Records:
☆ ☆ ☆ ☆ ☆
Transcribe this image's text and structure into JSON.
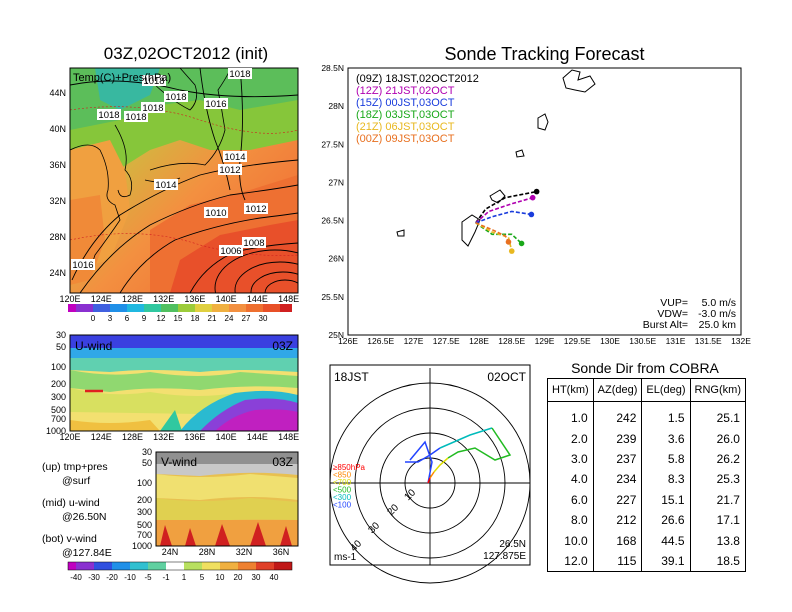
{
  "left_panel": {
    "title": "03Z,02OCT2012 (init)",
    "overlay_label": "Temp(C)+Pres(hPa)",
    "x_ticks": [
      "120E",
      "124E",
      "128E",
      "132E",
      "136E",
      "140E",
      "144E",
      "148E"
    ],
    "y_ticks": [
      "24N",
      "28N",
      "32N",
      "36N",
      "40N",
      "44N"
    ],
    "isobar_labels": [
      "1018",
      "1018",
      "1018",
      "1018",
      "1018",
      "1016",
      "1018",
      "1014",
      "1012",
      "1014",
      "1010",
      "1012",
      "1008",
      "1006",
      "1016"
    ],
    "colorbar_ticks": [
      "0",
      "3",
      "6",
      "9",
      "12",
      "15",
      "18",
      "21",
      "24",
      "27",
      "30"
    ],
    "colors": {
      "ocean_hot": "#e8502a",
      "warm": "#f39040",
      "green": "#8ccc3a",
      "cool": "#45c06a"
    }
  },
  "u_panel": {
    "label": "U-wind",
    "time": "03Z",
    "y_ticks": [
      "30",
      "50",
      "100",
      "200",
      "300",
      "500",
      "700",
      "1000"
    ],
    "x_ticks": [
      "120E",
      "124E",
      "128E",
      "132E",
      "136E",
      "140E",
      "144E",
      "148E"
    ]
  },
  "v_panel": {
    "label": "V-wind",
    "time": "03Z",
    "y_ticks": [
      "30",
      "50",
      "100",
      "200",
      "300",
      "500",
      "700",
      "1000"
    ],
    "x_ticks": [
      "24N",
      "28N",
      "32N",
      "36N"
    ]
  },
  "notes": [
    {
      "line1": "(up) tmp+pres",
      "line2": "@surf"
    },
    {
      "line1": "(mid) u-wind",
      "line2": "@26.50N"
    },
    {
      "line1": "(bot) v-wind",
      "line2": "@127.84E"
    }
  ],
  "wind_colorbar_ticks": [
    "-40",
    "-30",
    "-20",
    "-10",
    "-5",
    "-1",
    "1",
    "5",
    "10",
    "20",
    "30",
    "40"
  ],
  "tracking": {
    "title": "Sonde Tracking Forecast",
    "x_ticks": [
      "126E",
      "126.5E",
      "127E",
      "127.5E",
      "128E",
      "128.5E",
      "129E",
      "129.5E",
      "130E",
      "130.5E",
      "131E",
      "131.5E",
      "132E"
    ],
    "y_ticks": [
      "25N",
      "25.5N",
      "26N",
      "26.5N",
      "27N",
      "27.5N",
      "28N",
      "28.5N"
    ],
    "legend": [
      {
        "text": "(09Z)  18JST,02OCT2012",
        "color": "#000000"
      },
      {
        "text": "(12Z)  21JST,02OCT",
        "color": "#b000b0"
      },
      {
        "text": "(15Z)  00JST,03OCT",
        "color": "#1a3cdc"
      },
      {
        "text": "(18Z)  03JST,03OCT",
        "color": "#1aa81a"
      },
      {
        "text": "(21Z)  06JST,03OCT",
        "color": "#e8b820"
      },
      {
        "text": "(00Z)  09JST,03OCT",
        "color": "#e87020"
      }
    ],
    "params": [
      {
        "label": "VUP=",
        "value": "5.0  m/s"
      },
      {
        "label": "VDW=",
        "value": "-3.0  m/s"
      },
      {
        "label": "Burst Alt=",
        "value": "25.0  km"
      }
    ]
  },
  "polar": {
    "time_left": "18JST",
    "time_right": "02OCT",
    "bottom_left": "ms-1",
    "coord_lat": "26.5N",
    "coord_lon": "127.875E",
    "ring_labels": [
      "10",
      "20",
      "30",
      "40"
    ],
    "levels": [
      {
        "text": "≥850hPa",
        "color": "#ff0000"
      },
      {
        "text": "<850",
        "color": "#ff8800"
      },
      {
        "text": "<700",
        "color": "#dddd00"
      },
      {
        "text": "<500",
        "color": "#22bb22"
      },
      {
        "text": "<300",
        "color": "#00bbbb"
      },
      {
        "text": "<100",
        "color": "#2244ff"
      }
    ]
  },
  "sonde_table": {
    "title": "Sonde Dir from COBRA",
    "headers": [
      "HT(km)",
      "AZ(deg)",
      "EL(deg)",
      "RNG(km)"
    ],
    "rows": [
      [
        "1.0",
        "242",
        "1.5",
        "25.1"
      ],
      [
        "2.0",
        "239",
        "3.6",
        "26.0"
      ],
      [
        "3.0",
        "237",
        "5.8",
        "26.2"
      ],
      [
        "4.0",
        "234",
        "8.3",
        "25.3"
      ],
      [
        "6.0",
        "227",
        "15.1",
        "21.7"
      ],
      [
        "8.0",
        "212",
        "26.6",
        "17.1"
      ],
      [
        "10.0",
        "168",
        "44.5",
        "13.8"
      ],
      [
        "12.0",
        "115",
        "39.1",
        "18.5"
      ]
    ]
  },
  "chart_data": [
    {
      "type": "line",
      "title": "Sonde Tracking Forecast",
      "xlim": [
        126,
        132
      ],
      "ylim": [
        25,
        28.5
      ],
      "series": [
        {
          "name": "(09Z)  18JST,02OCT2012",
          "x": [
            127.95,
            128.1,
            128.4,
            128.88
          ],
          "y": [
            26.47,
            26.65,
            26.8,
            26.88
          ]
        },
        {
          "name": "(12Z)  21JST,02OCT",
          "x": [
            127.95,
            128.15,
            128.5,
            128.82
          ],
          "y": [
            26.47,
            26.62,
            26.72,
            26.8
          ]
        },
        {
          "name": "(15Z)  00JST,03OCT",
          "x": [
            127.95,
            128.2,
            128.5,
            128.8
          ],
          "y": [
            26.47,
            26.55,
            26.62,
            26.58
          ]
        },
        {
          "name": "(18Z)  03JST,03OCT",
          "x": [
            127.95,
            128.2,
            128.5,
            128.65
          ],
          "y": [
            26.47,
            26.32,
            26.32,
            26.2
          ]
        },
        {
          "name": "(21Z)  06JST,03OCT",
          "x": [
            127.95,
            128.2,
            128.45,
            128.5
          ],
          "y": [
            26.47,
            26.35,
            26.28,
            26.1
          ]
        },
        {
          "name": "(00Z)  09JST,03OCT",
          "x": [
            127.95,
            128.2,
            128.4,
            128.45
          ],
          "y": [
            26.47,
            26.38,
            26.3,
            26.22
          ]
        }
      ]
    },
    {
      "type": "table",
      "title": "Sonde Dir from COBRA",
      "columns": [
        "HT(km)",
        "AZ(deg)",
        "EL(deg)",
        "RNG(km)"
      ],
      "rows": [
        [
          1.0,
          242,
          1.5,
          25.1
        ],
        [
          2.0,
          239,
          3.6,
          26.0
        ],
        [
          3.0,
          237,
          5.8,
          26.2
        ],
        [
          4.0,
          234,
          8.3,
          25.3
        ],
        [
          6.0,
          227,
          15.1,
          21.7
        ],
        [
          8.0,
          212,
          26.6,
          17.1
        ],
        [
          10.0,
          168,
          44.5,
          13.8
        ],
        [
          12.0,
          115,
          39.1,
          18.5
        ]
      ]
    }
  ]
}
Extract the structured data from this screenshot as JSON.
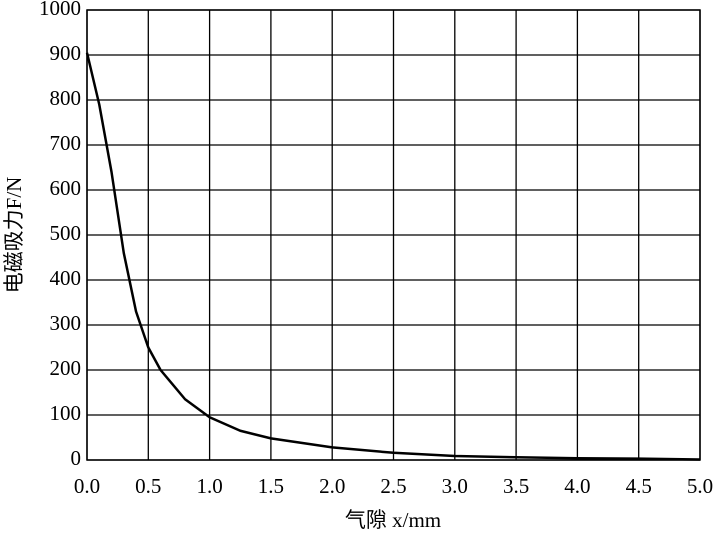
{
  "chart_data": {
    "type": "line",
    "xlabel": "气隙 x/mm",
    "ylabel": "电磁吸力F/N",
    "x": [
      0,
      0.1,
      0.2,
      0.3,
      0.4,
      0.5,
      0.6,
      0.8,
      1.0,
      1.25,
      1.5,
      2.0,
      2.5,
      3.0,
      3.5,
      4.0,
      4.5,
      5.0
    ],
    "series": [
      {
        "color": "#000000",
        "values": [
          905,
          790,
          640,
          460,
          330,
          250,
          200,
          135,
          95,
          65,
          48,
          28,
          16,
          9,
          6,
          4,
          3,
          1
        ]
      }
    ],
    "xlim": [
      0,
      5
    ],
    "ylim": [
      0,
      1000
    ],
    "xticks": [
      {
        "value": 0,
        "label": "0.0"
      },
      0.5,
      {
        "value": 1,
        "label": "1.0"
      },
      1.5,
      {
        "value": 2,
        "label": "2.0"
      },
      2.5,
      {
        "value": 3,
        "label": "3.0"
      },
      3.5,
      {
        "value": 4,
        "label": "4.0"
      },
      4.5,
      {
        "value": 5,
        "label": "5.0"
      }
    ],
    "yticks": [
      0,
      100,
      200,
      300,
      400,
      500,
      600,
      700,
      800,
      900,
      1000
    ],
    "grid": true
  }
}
☆ ☆ ☆ ☆ ☆
_Exercise objective:_
Give the number of lines containing the word "this". No other answer is needed.

_Reply to the task:_
2